# THE TASK
Your task is to count the lines of the entries below that include the word "from" and to give only the resulting number.

# EXERCISE MATERIAL
--- begin ---
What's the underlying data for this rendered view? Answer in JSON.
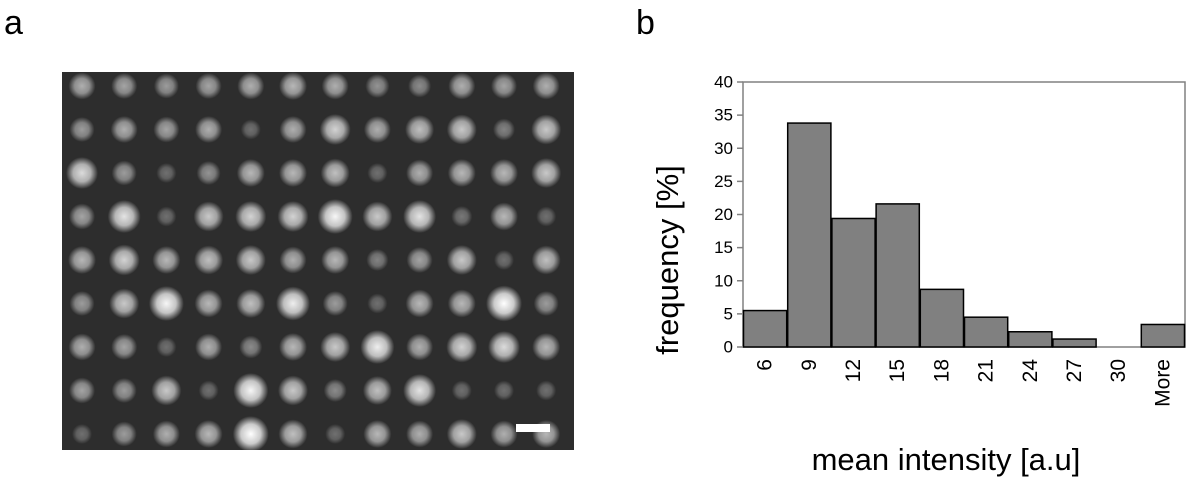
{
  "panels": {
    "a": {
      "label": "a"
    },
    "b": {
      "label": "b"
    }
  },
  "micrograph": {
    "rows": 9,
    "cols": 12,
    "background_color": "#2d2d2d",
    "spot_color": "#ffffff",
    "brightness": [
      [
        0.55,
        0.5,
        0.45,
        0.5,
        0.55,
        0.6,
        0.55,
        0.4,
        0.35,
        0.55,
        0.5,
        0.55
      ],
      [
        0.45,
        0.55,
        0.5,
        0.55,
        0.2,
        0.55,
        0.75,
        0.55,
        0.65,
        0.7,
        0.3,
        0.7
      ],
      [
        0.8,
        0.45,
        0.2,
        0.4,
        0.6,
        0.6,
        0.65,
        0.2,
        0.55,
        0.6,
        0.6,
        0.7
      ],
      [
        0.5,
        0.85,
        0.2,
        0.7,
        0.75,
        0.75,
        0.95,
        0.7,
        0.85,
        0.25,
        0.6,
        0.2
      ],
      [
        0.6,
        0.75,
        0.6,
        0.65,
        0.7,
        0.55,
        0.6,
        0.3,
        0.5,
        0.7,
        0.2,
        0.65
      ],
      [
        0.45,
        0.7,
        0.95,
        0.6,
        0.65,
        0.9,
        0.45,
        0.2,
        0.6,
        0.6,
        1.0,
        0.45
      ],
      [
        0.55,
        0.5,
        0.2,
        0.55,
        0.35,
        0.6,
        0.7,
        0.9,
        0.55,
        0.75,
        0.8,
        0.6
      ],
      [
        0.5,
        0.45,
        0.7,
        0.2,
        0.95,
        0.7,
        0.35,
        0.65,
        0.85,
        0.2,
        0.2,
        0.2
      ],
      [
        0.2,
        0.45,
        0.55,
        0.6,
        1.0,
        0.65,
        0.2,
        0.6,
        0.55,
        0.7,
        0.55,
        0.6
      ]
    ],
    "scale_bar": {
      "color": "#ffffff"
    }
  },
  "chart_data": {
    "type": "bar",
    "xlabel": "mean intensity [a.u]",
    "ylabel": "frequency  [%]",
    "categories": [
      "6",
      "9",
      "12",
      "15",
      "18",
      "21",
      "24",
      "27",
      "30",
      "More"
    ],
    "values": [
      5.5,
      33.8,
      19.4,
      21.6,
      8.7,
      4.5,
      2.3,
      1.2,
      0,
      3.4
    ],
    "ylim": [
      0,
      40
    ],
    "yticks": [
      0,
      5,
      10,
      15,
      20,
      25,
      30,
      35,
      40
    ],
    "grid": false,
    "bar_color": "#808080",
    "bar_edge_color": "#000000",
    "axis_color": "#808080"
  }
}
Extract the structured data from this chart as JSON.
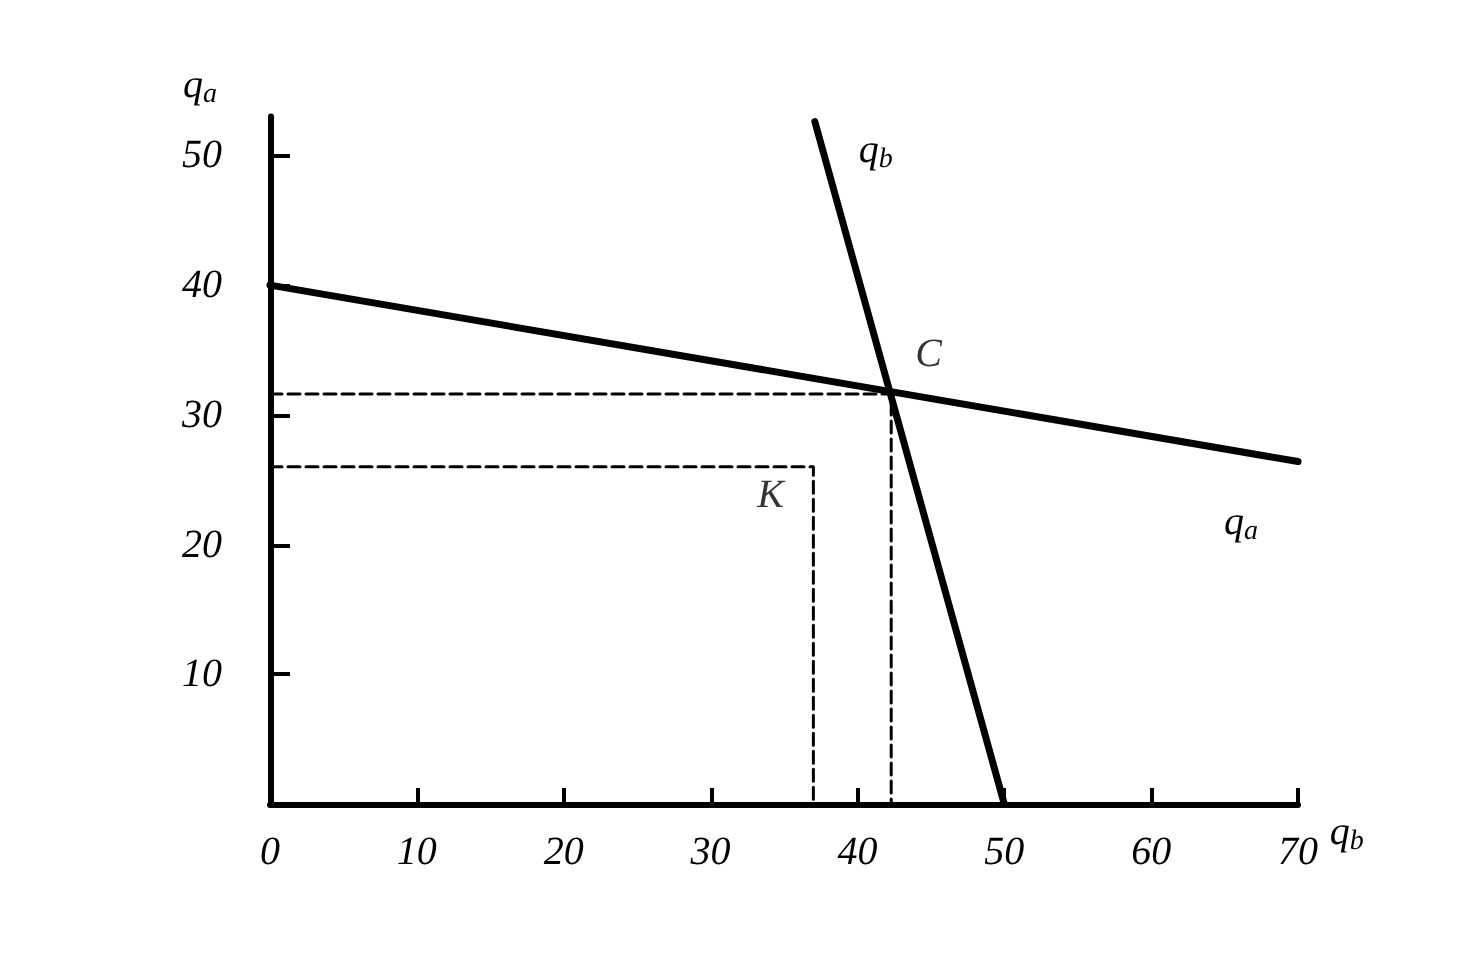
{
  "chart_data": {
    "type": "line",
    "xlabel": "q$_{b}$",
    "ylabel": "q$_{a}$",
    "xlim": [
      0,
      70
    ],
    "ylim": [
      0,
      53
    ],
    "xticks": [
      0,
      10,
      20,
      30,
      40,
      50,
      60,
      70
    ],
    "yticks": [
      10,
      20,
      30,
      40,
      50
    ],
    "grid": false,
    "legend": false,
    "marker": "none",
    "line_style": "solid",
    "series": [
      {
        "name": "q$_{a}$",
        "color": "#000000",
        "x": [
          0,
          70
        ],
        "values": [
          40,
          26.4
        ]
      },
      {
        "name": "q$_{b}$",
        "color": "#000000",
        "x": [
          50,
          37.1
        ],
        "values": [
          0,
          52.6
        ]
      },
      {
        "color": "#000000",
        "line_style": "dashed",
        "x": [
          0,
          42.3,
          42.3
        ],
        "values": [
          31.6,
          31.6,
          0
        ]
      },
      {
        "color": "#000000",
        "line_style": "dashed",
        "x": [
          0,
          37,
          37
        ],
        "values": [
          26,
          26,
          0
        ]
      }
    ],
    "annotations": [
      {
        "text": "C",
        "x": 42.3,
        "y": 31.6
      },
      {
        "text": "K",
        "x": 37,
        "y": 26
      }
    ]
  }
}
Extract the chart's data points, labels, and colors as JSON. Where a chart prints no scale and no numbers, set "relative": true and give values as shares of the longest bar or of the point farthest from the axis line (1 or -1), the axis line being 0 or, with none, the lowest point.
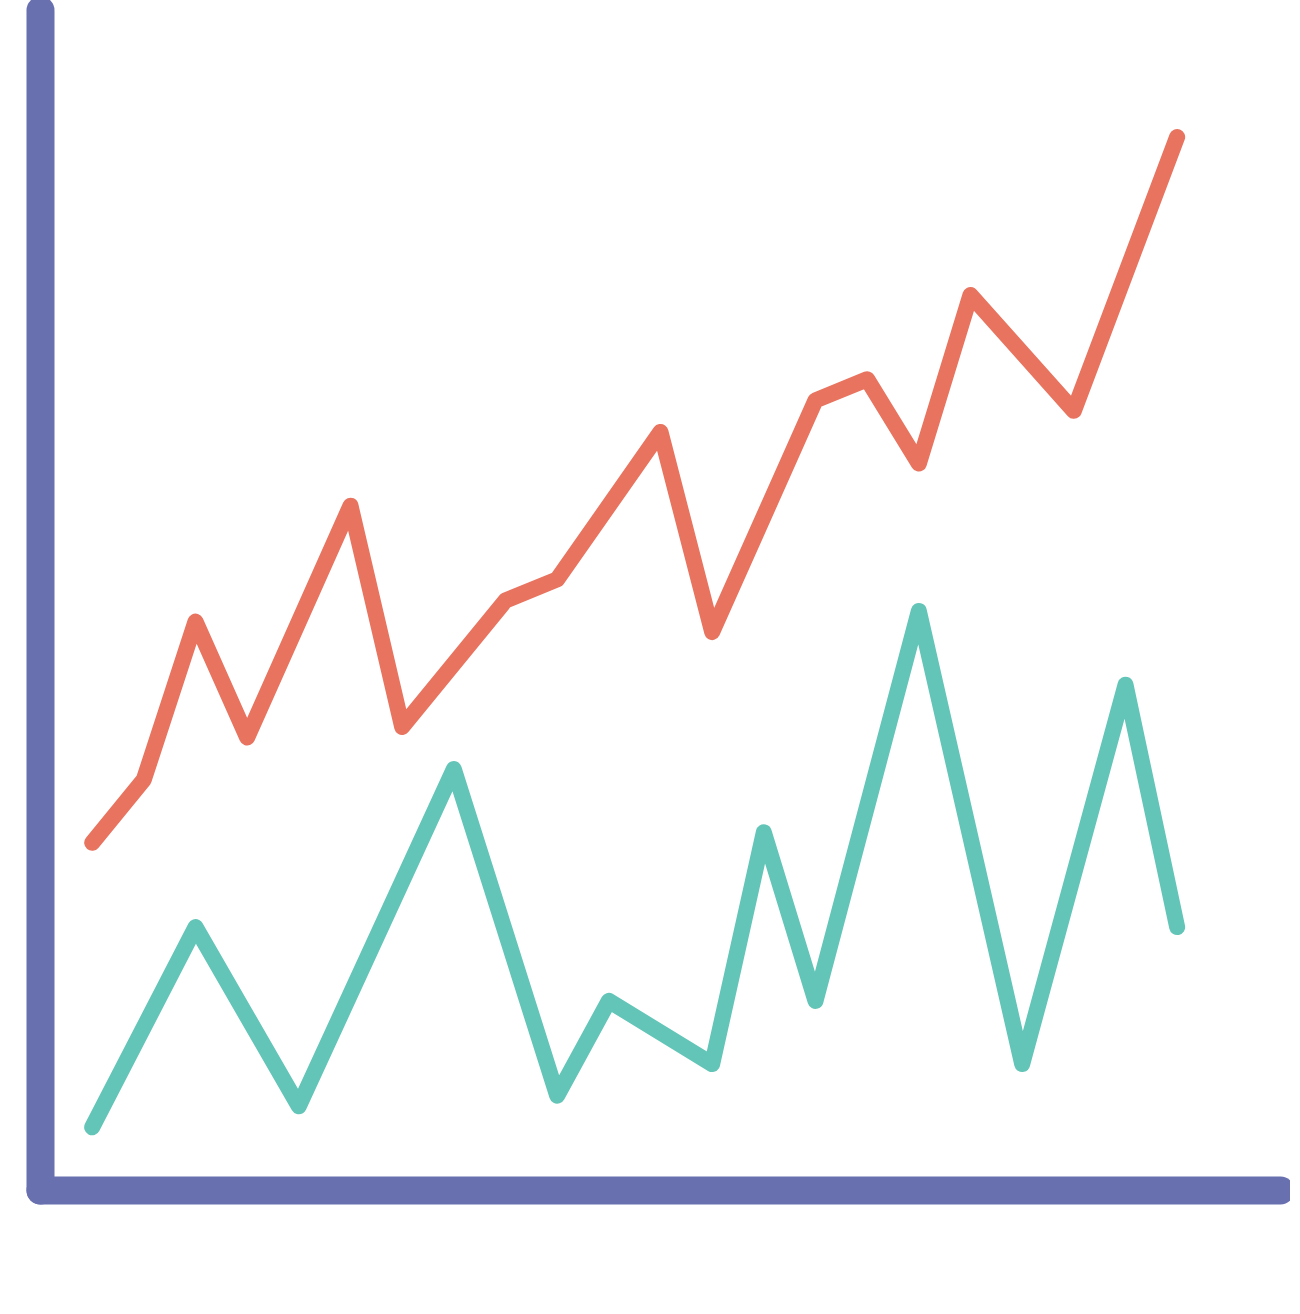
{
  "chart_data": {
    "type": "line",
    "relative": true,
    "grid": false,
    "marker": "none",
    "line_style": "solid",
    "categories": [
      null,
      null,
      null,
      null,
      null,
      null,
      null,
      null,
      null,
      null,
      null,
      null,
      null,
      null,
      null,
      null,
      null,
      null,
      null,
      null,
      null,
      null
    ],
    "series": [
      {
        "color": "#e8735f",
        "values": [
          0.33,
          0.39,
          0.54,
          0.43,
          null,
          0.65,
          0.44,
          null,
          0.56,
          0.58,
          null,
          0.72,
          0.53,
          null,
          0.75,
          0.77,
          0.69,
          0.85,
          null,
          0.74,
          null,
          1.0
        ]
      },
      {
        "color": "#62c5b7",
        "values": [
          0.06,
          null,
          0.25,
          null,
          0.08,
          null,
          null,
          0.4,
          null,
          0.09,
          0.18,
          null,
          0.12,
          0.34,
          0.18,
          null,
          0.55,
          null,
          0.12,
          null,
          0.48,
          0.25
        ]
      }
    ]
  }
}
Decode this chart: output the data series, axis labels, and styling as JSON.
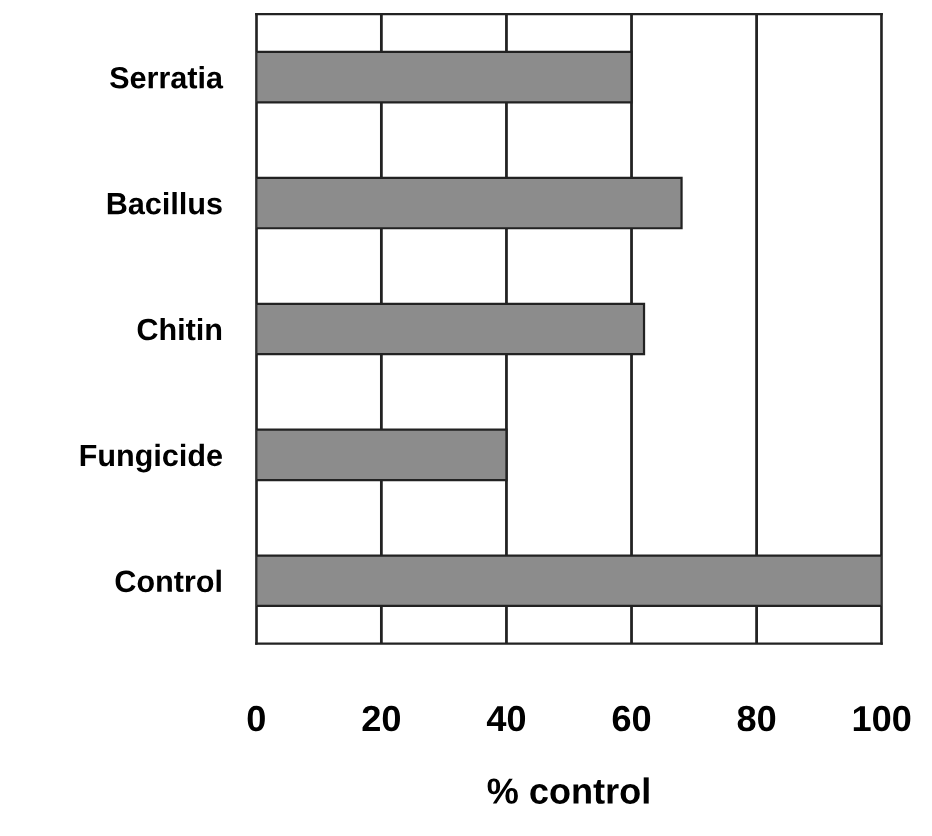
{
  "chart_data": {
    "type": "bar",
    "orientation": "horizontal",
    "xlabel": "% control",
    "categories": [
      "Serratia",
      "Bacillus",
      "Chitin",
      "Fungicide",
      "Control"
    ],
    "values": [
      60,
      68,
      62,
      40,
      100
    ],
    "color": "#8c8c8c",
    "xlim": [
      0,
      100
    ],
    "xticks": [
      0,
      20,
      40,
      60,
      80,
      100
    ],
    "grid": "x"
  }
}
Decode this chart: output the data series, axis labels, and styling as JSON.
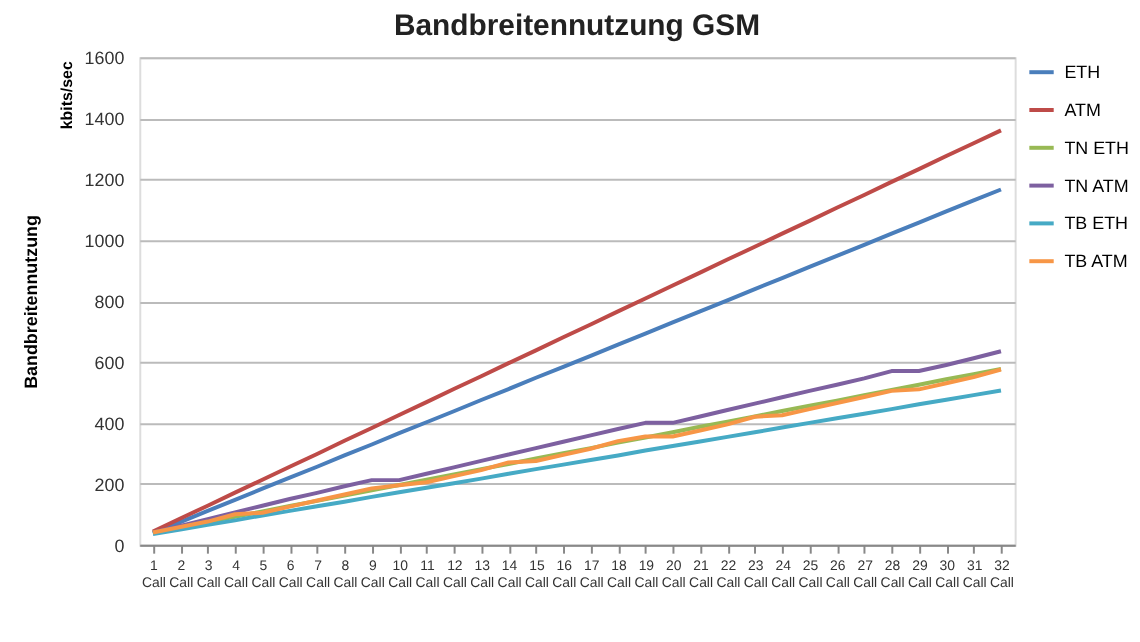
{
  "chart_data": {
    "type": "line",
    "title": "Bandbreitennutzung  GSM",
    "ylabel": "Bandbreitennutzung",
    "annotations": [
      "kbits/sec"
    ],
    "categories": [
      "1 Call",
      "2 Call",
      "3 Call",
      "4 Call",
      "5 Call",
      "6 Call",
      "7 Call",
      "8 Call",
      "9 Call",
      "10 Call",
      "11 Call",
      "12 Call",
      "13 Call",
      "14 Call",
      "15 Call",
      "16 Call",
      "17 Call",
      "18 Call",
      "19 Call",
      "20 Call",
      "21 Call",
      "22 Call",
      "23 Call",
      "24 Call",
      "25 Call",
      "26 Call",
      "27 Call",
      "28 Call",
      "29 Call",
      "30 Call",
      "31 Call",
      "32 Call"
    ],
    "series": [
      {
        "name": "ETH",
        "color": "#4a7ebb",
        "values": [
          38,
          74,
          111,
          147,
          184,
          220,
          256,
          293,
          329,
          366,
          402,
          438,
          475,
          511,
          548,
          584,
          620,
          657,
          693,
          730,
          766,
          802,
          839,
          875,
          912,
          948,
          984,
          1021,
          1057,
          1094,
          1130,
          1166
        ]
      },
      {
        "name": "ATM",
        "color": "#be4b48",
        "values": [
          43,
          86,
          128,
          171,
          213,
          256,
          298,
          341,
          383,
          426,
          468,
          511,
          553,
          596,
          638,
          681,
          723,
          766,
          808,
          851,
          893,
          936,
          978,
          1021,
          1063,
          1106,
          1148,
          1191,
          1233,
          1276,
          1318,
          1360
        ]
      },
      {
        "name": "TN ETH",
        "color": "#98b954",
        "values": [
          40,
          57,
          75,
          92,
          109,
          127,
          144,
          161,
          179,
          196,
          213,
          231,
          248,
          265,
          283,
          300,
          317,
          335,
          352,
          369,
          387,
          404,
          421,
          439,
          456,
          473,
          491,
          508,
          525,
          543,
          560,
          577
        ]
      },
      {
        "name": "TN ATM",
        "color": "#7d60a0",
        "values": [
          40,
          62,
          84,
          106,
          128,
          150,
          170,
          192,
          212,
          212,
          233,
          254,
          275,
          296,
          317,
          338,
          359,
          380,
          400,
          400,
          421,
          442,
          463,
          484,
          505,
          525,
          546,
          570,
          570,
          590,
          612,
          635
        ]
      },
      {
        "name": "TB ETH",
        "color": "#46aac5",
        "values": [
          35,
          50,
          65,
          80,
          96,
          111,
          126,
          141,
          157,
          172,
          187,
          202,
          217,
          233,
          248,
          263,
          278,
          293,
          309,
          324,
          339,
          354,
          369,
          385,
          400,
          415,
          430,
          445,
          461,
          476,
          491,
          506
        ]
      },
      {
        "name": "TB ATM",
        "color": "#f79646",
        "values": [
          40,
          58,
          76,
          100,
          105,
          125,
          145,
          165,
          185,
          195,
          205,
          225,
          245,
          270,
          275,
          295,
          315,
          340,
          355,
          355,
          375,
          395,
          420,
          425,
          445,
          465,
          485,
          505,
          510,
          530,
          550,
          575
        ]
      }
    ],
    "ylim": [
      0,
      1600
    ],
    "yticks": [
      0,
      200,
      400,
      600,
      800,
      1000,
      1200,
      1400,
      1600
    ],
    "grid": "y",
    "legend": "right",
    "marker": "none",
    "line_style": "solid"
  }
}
--- end ---
# EXERCISE ANSWER
2